- Given problem -
The entire listing is to be repeated verbatim.

- Dataset rows -
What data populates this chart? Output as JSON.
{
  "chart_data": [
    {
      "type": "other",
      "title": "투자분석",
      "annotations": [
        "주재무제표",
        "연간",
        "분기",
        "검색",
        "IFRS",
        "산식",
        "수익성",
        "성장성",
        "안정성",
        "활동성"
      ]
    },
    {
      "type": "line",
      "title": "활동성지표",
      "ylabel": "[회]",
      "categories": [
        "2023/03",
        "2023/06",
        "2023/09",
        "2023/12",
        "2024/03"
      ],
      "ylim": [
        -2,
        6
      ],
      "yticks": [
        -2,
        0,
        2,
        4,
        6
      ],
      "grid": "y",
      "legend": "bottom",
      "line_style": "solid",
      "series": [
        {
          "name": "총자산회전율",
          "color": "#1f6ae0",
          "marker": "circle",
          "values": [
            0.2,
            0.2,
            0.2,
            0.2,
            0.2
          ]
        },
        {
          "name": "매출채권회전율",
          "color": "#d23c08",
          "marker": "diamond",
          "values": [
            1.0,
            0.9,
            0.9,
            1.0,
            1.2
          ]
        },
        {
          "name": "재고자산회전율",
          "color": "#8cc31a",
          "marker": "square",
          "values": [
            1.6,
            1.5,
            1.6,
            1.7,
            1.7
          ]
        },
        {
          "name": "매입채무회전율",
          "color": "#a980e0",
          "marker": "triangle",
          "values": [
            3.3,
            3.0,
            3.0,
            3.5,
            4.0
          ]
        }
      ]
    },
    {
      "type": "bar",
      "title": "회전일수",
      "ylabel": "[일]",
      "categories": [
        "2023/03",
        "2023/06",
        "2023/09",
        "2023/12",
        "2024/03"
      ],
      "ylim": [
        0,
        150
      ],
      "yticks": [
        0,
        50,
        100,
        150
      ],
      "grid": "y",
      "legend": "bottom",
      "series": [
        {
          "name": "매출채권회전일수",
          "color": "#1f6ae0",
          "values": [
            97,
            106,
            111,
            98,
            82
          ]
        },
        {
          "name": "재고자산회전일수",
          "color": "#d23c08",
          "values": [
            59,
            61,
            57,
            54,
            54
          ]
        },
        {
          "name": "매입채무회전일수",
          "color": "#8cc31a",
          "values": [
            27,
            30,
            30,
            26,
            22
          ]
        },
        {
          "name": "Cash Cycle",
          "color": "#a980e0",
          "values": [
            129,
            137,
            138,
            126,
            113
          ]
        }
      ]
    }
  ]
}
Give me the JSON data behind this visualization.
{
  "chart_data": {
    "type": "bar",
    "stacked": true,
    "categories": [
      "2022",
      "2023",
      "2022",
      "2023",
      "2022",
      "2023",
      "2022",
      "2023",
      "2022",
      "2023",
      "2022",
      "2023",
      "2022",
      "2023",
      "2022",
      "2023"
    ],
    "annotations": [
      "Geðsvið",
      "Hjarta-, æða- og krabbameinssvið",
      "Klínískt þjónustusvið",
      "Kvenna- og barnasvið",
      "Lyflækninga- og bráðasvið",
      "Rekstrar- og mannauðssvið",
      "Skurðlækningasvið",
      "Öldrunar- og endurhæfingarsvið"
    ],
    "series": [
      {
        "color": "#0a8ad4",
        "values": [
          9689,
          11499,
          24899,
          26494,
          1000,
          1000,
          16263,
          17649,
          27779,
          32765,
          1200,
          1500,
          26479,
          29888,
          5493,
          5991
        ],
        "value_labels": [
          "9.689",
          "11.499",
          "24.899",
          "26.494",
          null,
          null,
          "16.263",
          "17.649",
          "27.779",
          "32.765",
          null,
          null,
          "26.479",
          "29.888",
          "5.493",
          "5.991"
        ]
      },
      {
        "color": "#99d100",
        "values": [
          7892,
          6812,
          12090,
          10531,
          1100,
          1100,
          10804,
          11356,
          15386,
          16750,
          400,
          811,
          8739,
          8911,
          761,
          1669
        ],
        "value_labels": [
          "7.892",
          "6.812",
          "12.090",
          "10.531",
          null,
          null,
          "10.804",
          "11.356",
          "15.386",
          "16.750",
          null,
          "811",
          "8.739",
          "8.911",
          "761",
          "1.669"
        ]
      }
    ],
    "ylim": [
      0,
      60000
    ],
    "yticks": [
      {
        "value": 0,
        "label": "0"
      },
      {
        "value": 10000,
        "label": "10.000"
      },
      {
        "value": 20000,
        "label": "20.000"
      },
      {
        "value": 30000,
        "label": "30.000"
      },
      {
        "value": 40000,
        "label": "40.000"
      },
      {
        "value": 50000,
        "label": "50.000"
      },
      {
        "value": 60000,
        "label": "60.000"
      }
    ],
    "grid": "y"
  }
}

- Finished answer -
What data populates this chart? Output as JSON.
{
  "chart_data": [
    {
      "type": "other",
      "title": "투자분석",
      "annotations": [
        "주재무제표",
        "연간",
        "분기",
        "검색",
        "IFRS",
        "산식",
        "수익성",
        "성장성",
        "안정성",
        "활동성"
      ]
    },
    {
      "type": "line",
      "title": "활동성지표",
      "ylabel": "[회]",
      "categories": [
        "2023/03",
        "2023/06",
        "2023/09",
        "2023/12",
        "2024/03"
      ],
      "ylim": [
        -2,
        6
      ],
      "yticks": [
        -2,
        0,
        2,
        4,
        6
      ],
      "grid": "y",
      "legend": "bottom",
      "line_style": "solid",
      "series": [
        {
          "name": "총자산회전율",
          "color": "#1f6ae0",
          "marker": "circle",
          "values": [
            0.2,
            0.2,
            0.2,
            0.2,
            0.2
          ]
        },
        {
          "name": "매출채권회전율",
          "color": "#d23c08",
          "marker": "diamond",
          "values": [
            1.0,
            0.9,
            0.9,
            1.0,
            1.2
          ]
        },
        {
          "name": "재고자산회전율",
          "color": "#8cc31a",
          "marker": "square",
          "values": [
            1.6,
            1.5,
            1.6,
            1.7,
            1.7
          ]
        },
        {
          "name": "매입채무회전율",
          "color": "#a980e0",
          "marker": "triangle",
          "values": [
            3.3,
            3.0,
            3.0,
            3.5,
            4.0
          ]
        }
      ]
    },
    {
      "type": "bar",
      "title": "회전일수",
      "ylabel": "[일]",
      "categories": [
        "2023/03",
        "2023/06",
        "2023/09",
        "2023/12",
        "2024/03"
      ],
      "ylim": [
        0,
        150
      ],
      "yticks": [
        0,
        50,
        100,
        150
      ],
      "grid": "y",
      "legend": "bottom",
      "series": [
        {
          "name": "매출채권회전일수",
          "color": "#1f6ae0",
          "values": [
            97,
            106,
            111,
            98,
            82
          ]
        },
        {
          "name": "재고자산회전일수",
          "color": "#d23c08",
          "values": [
            59,
            61,
            57,
            54,
            54
          ]
        },
        {
          "name": "매입채무회전일수",
          "color": "#8cc31a",
          "values": [
            27,
            30,
            30,
            26,
            22
          ]
        },
        {
          "name": "Cash Cycle",
          "color": "#a980e0",
          "values": [
            129,
            137,
            138,
            126,
            113
          ]
        }
      ]
    }
  ]
}
Give me the JSON data behind this visualization.
{
  "chart_data": {
    "type": "bar",
    "stacked": true,
    "categories": [
      "2022",
      "2023",
      "2022",
      "2023",
      "2022",
      "2023",
      "2022",
      "2023",
      "2022",
      "2023",
      "2022",
      "2023",
      "2022",
      "2023",
      "2022",
      "2023"
    ],
    "annotations": [
      "Geðsvið",
      "Hjarta-, æða- og krabbameinssvið",
      "Klínískt þjónustusvið",
      "Kvenna- og barnasvið",
      "Lyflækninga- og bráðasvið",
      "Rekstrar- og mannauðssvið",
      "Skurðlækningasvið",
      "Öldrunar- og endurhæfingarsvið"
    ],
    "series": [
      {
        "color": "#0a8ad4",
        "values": [
          9689,
          11499,
          24899,
          26494,
          1000,
          1000,
          16263,
          17649,
          27779,
          32765,
          1200,
          1500,
          26479,
          29888,
          5493,
          5991
        ],
        "value_labels": [
          "9.689",
          "11.499",
          "24.899",
          "26.494",
          null,
          null,
          "16.263",
          "17.649",
          "27.779",
          "32.765",
          null,
          null,
          "26.479",
          "29.888",
          "5.493",
          "5.991"
        ]
      },
      {
        "color": "#99d100",
        "values": [
          7892,
          6812,
          12090,
          10531,
          1100,
          1100,
          10804,
          11356,
          15386,
          16750,
          400,
          811,
          8739,
          8911,
          761,
          1669
        ],
        "value_labels": [
          "7.892",
          "6.812",
          "12.090",
          "10.531",
          null,
          null,
          "10.804",
          "11.356",
          "15.386",
          "16.750",
          null,
          "811",
          "8.739",
          "8.911",
          "761",
          "1.669"
        ]
      }
    ],
    "ylim": [
      0,
      60000
    ],
    "yticks": [
      {
        "value": 0,
        "label": "0"
      },
      {
        "value": 10000,
        "label": "10.000"
      },
      {
        "value": 20000,
        "label": "20.000"
      },
      {
        "value": 30000,
        "label": "30.000"
      },
      {
        "value": 40000,
        "label": "40.000"
      },
      {
        "value": 50000,
        "label": "50.000"
      },
      {
        "value": 60000,
        "label": "60.000"
      }
    ],
    "grid": "y"
  }
}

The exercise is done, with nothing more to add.